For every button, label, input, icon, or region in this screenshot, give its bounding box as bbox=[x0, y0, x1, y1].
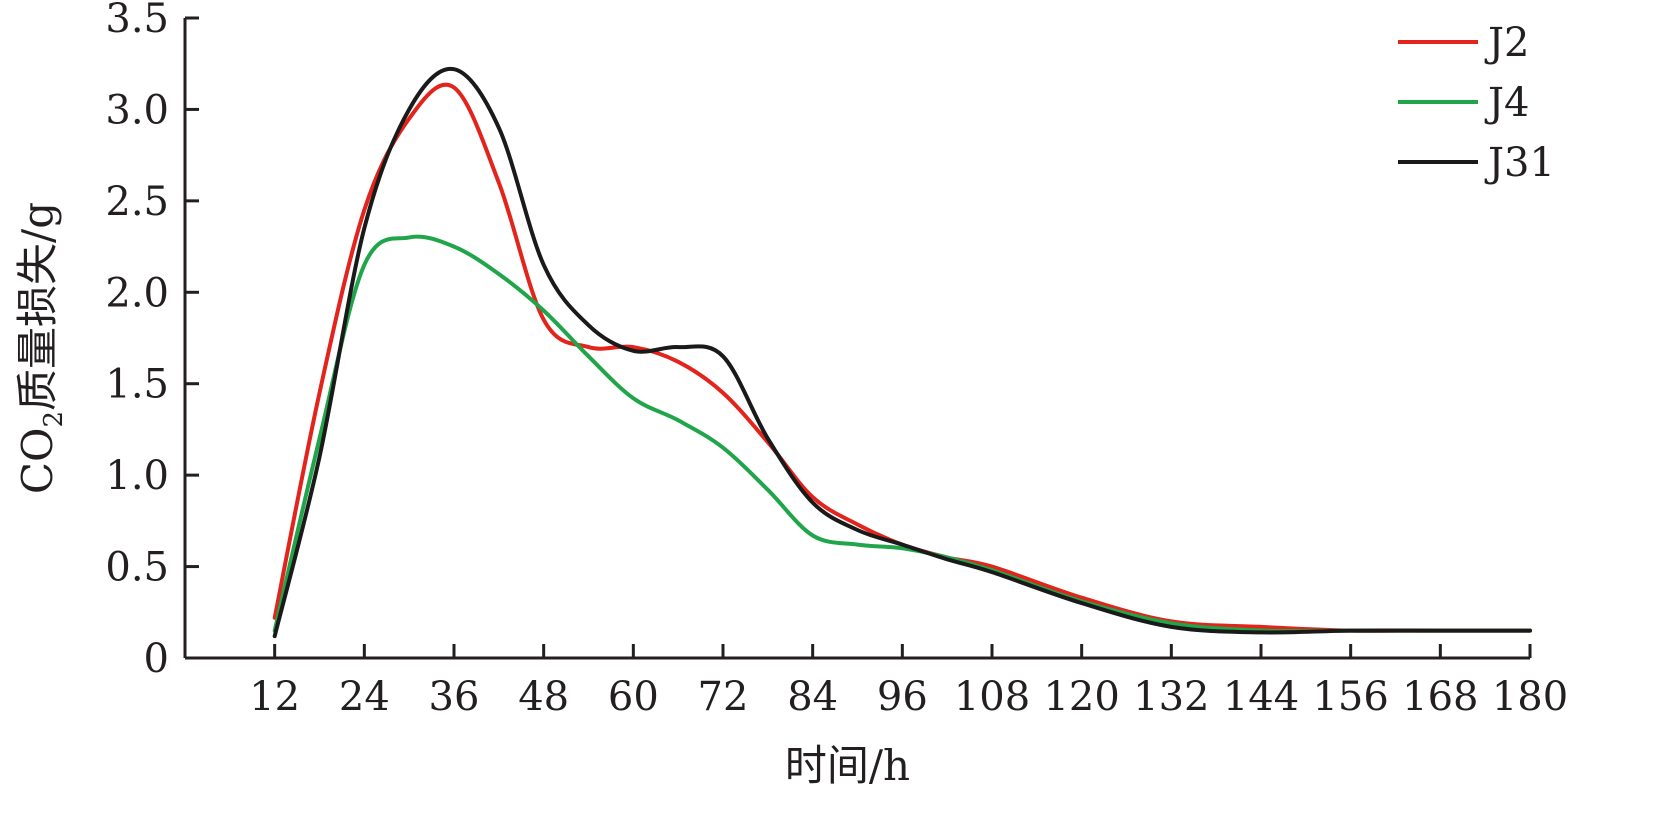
x-tick-label: 144 bbox=[1223, 674, 1299, 720]
x-tick-label: 84 bbox=[787, 674, 838, 720]
x-axis-title: 时间/h bbox=[785, 741, 910, 790]
x-tick-label: 72 bbox=[698, 674, 749, 720]
x-tick-label: 12 bbox=[249, 674, 300, 720]
series-layer bbox=[272, 66, 1532, 639]
y-tick-label: 2.0 bbox=[105, 270, 169, 316]
y-axis-title-prefix: CO bbox=[13, 428, 62, 495]
series-line-j4 bbox=[272, 234, 1532, 634]
x-ticks: 12 24 36 48 60 72 84 96 108 120 132 144 156 168 180 bbox=[249, 644, 1568, 720]
y-ticks: 0 0.5 1.0 1.5 2.0 2.5 3.0 3.5 bbox=[105, 0, 199, 682]
axes bbox=[183, 18, 1530, 660]
legend: J2 J4 J31 bbox=[1398, 20, 1555, 186]
x-tick-label: 96 bbox=[877, 674, 928, 720]
y-axis-title-subscript: 2 bbox=[39, 411, 69, 428]
x-tick-label: 120 bbox=[1043, 674, 1119, 720]
y-axis-title: CO2质量损失/g bbox=[13, 202, 69, 494]
legend-label-j31: J31 bbox=[1484, 140, 1555, 186]
legend-label-j2: J2 bbox=[1484, 20, 1529, 66]
y-tick-label: 3.5 bbox=[105, 0, 169, 42]
x-tick-label: 132 bbox=[1133, 674, 1209, 720]
y-tick-label: 2.5 bbox=[105, 179, 169, 225]
y-axis-title-suffix: 质量损失/g bbox=[13, 202, 62, 411]
x-tick-label: 36 bbox=[429, 674, 480, 720]
legend-label-j4: J4 bbox=[1484, 80, 1529, 126]
x-tick-label: 60 bbox=[608, 674, 659, 720]
y-tick-label: 1.5 bbox=[105, 362, 169, 408]
y-tick-label: 1.0 bbox=[105, 453, 169, 499]
y-tick-label: 3.0 bbox=[105, 87, 169, 133]
y-tick-label: 0.5 bbox=[105, 545, 169, 591]
x-tick-label: 108 bbox=[954, 674, 1030, 720]
series-line-j31 bbox=[272, 66, 1532, 639]
x-tick-label: 156 bbox=[1312, 674, 1388, 720]
x-tick-label: 24 bbox=[339, 674, 390, 720]
y-tick-label: 0 bbox=[144, 636, 169, 682]
x-tick-label: 168 bbox=[1402, 674, 1478, 720]
x-tick-label: 180 bbox=[1492, 674, 1568, 720]
x-tick-label: 48 bbox=[518, 674, 569, 720]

--------------------------------------------------

Rewrite all of the material above as a Markdown table with two columns, Row and Entry, giving each line its own numbered row and omitting blank lines. Leave the pictures out of the table.

- WORKED SOLUTION -
| Row | Entry |
|---|---|
| 1 | For every button, label, input, icon, or region in this screenshot, give its bounding box as bbox=[x0, y0, x1, y1]. |
| 2 | x-tick-label: 144 bbox=[1223, 674, 1299, 720] |
| 3 | x-tick-label: 84 bbox=[787, 674, 838, 720] |
| 4 | x-axis-title: 时间/h bbox=[785, 741, 910, 790] |
| 5 | x-tick-label: 72 bbox=[698, 674, 749, 720] |
| 6 | x-tick-label: 12 bbox=[249, 674, 300, 720] |
| 7 | series-layer bbox=[272, 66, 1532, 639] |
| 8 | y-tick-label: 2.0 bbox=[105, 270, 169, 316] |
| 9 | y-axis-title-prefix: CO bbox=[13, 428, 62, 495] |
| 10 | series-line-j4 bbox=[272, 234, 1532, 634] |
| 11 | x-ticks: 12 24 36 48 60 72 84 96 108 120 132 144 156 168 180 bbox=[249, 644, 1568, 720] |
| 12 | y-ticks: 0 0.5 1.0 1.5 2.0 2.5 3.0 3.5 bbox=[105, 0, 199, 682] |
| 13 | axes bbox=[183, 18, 1530, 660] |
| 14 | legend: J2 J4 J31 bbox=[1398, 20, 1555, 186] |
| 15 | x-tick-label: 96 bbox=[877, 674, 928, 720] |
| 16 | y-axis-title-subscript: 2 bbox=[39, 411, 69, 428] |
| 17 | x-tick-label: 120 bbox=[1043, 674, 1119, 720] |
| 18 | y-axis-title: CO2质量损失/g bbox=[13, 202, 69, 494] |
| 19 | legend-label-j31: J31 bbox=[1484, 140, 1555, 186] |
| 20 | legend-label-j2: J2 bbox=[1484, 20, 1529, 66] |
| 21 | y-tick-label: 3.5 bbox=[105, 0, 169, 42] |
| 22 | x-tick-label: 132 bbox=[1133, 674, 1209, 720] |
| 23 | y-tick-label: 2.5 bbox=[105, 179, 169, 225] |
| 24 | y-axis-title-suffix: 质量损失/g bbox=[13, 202, 62, 411] |
| 25 | x-tick-label: 36 bbox=[429, 674, 480, 720] |
| 26 | legend-label-j4: J4 bbox=[1484, 80, 1529, 126] |
| 27 | x-tick-label: 60 bbox=[608, 674, 659, 720] |
| 28 | y-tick-label: 1.5 bbox=[105, 362, 169, 408] |
| 29 | y-tick-label: 1.0 bbox=[105, 453, 169, 499] |
| 30 | y-tick-label: 3.0 bbox=[105, 87, 169, 133] |
| 31 | y-tick-label: 0.5 bbox=[105, 545, 169, 591] |
| 32 | x-tick-label: 108 bbox=[954, 674, 1030, 720] |
| 33 | series-line-j31 bbox=[272, 66, 1532, 639] |
| 34 | x-tick-label: 156 bbox=[1312, 674, 1388, 720] |
| 35 | x-tick-label: 24 bbox=[339, 674, 390, 720] |
| 36 | y-tick-label: 0 bbox=[144, 636, 169, 682] |
| 37 | x-tick-label: 168 bbox=[1402, 674, 1478, 720] |
| 38 | x-tick-label: 180 bbox=[1492, 674, 1568, 720] |
| 39 | x-tick-label: 48 bbox=[518, 674, 569, 720] |